Your instructions: Write out all of the records precisely. Skip anything that is a picture.
--- Begin ---
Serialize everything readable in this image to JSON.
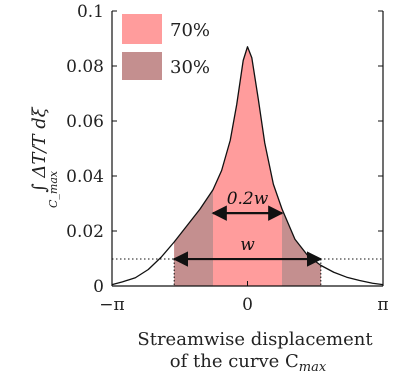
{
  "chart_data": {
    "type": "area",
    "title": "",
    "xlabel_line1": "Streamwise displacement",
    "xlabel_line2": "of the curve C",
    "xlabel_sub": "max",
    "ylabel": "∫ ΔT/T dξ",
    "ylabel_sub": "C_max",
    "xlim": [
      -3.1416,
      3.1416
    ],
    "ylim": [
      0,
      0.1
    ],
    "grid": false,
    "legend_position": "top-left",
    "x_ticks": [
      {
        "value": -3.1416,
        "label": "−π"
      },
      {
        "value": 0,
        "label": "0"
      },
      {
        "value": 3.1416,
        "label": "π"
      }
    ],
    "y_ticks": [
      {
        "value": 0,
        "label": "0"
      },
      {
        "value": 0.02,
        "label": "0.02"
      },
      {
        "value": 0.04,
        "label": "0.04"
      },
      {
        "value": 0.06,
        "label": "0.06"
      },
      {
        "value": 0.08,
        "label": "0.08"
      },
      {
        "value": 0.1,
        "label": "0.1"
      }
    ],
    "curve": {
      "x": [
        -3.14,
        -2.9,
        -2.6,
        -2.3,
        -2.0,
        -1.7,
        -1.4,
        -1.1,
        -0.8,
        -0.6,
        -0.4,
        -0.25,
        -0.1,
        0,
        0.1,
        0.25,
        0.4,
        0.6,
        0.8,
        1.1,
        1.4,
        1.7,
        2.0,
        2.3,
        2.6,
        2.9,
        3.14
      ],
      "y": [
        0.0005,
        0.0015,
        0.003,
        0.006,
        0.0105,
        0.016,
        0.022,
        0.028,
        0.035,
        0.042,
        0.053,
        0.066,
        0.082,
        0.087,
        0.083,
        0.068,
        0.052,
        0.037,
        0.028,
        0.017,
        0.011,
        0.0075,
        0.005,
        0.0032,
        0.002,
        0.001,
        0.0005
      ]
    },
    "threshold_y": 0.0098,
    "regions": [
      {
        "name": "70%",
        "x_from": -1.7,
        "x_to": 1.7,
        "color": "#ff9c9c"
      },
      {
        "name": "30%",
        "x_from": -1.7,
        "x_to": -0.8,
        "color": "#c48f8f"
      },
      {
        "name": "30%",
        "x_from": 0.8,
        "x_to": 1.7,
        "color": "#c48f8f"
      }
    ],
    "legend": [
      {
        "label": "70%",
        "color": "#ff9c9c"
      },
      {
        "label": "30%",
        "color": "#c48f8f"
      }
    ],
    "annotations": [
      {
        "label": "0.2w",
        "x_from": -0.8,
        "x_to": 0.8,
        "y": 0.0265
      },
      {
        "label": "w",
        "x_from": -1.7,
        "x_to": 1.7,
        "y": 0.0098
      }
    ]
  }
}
--- End ---
Answer to the task:
Serialize everything readable in this image to JSON.
{
  "chart_data": {
    "type": "area",
    "title": "",
    "xlabel_line1": "Streamwise displacement",
    "xlabel_line2": "of the curve C",
    "xlabel_sub": "max",
    "ylabel": "∫ ΔT/T dξ",
    "ylabel_sub": "C_max",
    "xlim": [
      -3.1416,
      3.1416
    ],
    "ylim": [
      0,
      0.1
    ],
    "grid": false,
    "legend_position": "top-left",
    "x_ticks": [
      {
        "value": -3.1416,
        "label": "−π"
      },
      {
        "value": 0,
        "label": "0"
      },
      {
        "value": 3.1416,
        "label": "π"
      }
    ],
    "y_ticks": [
      {
        "value": 0,
        "label": "0"
      },
      {
        "value": 0.02,
        "label": "0.02"
      },
      {
        "value": 0.04,
        "label": "0.04"
      },
      {
        "value": 0.06,
        "label": "0.06"
      },
      {
        "value": 0.08,
        "label": "0.08"
      },
      {
        "value": 0.1,
        "label": "0.1"
      }
    ],
    "curve": {
      "x": [
        -3.14,
        -2.9,
        -2.6,
        -2.3,
        -2.0,
        -1.7,
        -1.4,
        -1.1,
        -0.8,
        -0.6,
        -0.4,
        -0.25,
        -0.1,
        0,
        0.1,
        0.25,
        0.4,
        0.6,
        0.8,
        1.1,
        1.4,
        1.7,
        2.0,
        2.3,
        2.6,
        2.9,
        3.14
      ],
      "y": [
        0.0005,
        0.0015,
        0.003,
        0.006,
        0.0105,
        0.016,
        0.022,
        0.028,
        0.035,
        0.042,
        0.053,
        0.066,
        0.082,
        0.087,
        0.083,
        0.068,
        0.052,
        0.037,
        0.028,
        0.017,
        0.011,
        0.0075,
        0.005,
        0.0032,
        0.002,
        0.001,
        0.0005
      ]
    },
    "threshold_y": 0.0098,
    "regions": [
      {
        "name": "70%",
        "x_from": -1.7,
        "x_to": 1.7,
        "color": "#ff9c9c"
      },
      {
        "name": "30%",
        "x_from": -1.7,
        "x_to": -0.8,
        "color": "#c48f8f"
      },
      {
        "name": "30%",
        "x_from": 0.8,
        "x_to": 1.7,
        "color": "#c48f8f"
      }
    ],
    "legend": [
      {
        "label": "70%",
        "color": "#ff9c9c"
      },
      {
        "label": "30%",
        "color": "#c48f8f"
      }
    ],
    "annotations": [
      {
        "label": "0.2w",
        "x_from": -0.8,
        "x_to": 0.8,
        "y": 0.0265
      },
      {
        "label": "w",
        "x_from": -1.7,
        "x_to": 1.7,
        "y": 0.0098
      }
    ]
  }
}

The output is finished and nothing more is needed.